→ GIVEN REQUEST
Find the lines containing "West" and say how many there are, with no other words.

Figure dataset records:
· · · ·

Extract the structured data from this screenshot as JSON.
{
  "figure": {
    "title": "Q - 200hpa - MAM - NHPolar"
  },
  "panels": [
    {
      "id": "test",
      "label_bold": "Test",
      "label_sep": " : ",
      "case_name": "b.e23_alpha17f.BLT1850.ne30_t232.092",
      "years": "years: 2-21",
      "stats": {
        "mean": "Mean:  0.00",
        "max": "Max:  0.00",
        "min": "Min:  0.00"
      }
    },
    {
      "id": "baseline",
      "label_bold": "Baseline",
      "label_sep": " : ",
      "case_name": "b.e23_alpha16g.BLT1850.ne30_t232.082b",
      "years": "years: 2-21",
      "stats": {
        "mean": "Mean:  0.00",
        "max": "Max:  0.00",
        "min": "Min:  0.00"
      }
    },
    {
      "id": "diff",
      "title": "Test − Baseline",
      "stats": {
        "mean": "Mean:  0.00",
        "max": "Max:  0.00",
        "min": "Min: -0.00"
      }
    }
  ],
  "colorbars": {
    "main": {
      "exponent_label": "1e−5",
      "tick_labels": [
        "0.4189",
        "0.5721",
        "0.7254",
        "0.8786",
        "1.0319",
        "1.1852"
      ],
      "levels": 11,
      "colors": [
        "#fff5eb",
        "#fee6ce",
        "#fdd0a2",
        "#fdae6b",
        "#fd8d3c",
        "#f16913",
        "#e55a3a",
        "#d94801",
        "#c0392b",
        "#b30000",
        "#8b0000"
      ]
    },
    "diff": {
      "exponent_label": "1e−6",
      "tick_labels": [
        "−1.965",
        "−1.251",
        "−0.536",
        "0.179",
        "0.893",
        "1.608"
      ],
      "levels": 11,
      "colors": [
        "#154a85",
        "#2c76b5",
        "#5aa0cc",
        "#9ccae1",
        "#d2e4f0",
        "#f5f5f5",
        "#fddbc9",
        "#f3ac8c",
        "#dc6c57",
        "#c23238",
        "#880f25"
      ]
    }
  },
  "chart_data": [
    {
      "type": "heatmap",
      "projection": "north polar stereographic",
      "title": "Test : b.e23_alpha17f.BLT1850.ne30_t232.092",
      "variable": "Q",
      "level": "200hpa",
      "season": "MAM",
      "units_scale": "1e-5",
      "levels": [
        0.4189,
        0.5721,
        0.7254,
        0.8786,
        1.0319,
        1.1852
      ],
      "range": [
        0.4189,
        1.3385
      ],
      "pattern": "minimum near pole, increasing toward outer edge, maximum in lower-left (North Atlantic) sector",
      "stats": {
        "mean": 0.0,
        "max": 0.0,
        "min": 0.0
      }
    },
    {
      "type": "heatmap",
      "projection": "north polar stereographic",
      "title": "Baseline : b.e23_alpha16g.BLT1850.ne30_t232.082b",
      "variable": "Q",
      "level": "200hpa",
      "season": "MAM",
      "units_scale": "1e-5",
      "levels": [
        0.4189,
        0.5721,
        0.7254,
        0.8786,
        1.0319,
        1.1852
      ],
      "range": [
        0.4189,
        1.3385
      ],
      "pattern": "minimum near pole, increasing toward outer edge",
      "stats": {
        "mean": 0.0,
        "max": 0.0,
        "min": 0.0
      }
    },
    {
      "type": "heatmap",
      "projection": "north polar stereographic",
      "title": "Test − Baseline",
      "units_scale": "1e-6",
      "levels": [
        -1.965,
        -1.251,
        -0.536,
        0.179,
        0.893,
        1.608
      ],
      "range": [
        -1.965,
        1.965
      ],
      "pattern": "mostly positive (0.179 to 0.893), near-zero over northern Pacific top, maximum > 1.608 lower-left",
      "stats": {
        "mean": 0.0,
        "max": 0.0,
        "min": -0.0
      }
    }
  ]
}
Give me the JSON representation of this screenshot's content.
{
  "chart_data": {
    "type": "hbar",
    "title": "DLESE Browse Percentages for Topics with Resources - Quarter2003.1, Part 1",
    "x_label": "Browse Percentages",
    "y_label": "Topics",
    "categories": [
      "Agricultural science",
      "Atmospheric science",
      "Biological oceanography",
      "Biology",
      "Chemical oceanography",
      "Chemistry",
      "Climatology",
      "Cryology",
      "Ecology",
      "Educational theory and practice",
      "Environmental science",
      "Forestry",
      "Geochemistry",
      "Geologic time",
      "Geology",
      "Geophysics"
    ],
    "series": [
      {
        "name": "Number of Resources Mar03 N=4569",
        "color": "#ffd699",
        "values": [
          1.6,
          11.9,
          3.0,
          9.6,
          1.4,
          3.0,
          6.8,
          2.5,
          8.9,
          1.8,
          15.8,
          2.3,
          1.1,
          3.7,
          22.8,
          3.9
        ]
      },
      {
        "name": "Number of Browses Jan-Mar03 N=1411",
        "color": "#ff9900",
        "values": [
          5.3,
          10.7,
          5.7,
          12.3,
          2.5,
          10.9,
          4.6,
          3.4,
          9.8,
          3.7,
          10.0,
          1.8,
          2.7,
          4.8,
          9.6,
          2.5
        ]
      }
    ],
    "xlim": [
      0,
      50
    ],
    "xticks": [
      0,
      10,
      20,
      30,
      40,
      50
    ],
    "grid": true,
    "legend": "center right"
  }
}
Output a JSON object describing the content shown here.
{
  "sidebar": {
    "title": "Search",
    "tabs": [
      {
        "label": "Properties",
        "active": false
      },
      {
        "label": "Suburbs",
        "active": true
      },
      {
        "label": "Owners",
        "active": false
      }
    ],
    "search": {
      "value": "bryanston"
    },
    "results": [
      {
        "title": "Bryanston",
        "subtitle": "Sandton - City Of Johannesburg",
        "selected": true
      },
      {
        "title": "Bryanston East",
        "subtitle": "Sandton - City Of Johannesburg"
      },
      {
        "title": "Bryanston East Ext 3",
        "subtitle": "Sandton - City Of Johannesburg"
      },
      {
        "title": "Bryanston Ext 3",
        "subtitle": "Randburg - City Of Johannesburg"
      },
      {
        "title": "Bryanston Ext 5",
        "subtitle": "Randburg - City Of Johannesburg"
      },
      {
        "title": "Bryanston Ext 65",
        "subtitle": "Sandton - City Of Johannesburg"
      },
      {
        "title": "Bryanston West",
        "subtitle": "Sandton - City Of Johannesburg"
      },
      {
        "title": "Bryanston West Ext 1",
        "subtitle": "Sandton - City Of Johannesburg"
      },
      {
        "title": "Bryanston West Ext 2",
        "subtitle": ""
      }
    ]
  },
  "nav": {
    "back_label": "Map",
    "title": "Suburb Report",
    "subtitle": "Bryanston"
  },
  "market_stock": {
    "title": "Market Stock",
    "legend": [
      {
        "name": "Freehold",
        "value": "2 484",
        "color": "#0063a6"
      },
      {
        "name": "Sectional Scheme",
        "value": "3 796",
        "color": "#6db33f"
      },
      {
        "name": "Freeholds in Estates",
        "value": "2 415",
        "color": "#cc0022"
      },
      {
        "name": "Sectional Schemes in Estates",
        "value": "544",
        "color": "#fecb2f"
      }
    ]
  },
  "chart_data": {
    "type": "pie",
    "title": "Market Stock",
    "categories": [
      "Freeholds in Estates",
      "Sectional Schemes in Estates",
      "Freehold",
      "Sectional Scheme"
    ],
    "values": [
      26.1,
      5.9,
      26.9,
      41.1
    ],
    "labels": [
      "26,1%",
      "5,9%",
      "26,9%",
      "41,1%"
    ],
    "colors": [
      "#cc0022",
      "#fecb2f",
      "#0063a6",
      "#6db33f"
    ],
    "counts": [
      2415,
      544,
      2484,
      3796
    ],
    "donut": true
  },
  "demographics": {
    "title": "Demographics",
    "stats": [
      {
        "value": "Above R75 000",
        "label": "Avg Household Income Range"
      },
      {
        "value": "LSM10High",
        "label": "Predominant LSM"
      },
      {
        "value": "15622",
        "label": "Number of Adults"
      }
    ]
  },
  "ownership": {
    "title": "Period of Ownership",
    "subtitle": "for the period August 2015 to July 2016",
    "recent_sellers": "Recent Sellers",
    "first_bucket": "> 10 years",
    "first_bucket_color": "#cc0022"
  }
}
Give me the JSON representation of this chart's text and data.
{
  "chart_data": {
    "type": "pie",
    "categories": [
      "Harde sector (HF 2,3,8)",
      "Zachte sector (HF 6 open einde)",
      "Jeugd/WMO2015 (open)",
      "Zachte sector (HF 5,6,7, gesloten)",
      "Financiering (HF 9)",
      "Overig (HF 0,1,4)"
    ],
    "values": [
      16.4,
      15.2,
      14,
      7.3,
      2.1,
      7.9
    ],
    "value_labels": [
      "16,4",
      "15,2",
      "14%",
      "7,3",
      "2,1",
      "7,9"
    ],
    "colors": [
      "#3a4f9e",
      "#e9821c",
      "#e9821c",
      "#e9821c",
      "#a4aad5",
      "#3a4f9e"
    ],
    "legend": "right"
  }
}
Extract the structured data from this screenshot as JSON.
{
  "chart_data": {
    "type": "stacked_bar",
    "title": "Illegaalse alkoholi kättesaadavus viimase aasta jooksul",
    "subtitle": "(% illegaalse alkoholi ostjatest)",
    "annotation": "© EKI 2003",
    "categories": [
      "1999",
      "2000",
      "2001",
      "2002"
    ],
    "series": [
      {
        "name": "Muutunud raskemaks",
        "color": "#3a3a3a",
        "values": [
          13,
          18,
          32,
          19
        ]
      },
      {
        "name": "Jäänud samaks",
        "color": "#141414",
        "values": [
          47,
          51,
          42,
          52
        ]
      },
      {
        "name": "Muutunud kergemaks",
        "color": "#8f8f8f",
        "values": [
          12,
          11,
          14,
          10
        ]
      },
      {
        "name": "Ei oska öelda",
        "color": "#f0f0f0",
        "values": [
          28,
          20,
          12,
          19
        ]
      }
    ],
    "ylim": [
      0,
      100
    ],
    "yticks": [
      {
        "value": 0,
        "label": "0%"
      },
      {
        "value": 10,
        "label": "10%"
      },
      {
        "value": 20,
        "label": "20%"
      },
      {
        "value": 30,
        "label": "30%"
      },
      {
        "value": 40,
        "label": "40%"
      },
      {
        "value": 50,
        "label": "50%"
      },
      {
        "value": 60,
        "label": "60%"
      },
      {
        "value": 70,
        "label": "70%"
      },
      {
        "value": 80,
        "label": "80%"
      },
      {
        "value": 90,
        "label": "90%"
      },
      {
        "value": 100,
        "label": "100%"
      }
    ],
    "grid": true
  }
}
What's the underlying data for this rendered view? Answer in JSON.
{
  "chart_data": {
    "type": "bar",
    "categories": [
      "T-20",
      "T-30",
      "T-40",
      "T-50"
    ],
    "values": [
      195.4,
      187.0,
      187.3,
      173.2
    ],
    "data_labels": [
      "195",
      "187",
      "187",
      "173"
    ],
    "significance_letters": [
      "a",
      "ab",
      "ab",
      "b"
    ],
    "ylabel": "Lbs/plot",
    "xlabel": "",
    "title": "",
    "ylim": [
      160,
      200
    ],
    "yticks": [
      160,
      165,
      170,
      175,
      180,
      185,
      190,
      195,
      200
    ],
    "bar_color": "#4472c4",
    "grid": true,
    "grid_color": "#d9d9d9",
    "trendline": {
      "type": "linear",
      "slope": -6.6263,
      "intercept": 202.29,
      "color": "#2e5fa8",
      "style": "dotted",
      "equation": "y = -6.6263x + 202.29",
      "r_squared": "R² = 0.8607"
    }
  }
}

· · · ·

→ WRITTEN RESPONSE
3